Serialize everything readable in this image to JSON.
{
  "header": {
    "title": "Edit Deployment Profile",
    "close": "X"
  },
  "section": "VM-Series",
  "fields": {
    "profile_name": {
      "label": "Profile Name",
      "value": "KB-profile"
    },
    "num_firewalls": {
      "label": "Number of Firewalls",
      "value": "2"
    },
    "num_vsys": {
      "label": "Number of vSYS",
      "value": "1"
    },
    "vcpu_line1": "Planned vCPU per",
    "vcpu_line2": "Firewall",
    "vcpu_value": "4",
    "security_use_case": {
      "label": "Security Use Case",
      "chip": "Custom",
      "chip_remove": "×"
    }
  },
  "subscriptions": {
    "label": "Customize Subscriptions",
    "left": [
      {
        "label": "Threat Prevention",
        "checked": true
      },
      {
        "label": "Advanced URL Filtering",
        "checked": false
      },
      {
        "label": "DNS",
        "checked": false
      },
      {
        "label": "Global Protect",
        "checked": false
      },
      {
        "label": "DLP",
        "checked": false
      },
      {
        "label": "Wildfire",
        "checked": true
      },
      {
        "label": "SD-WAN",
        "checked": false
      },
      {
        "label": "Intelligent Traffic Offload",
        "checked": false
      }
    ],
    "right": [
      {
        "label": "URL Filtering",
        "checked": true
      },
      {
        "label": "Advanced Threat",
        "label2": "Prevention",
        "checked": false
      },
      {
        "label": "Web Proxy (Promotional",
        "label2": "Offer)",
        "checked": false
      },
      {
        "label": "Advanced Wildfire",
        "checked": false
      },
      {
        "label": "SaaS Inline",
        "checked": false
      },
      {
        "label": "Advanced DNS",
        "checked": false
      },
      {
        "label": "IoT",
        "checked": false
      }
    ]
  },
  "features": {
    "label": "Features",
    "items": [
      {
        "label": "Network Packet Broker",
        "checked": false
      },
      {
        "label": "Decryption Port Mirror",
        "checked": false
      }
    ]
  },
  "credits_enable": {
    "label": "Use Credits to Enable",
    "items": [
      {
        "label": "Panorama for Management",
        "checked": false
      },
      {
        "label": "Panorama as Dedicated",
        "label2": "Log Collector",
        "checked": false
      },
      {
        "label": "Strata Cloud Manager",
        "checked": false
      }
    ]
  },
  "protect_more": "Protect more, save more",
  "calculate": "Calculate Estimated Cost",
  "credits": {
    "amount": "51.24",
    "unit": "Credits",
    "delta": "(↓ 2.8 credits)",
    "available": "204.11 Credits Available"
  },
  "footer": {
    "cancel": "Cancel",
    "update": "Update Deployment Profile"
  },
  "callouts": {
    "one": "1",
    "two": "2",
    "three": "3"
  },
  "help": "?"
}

+===+

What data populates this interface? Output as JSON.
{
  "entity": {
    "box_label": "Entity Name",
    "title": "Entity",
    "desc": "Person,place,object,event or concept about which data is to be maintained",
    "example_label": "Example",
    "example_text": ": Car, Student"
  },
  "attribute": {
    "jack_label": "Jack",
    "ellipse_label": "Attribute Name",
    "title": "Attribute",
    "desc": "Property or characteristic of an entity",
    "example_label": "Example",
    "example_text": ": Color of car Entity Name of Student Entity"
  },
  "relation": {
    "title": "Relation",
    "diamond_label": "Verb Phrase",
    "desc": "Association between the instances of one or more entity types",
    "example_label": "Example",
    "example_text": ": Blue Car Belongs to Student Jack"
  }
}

+===+

Looking at the entries above, say how many lines contain the word "Jack". Only the number is wanted.

Result of the exercise: 2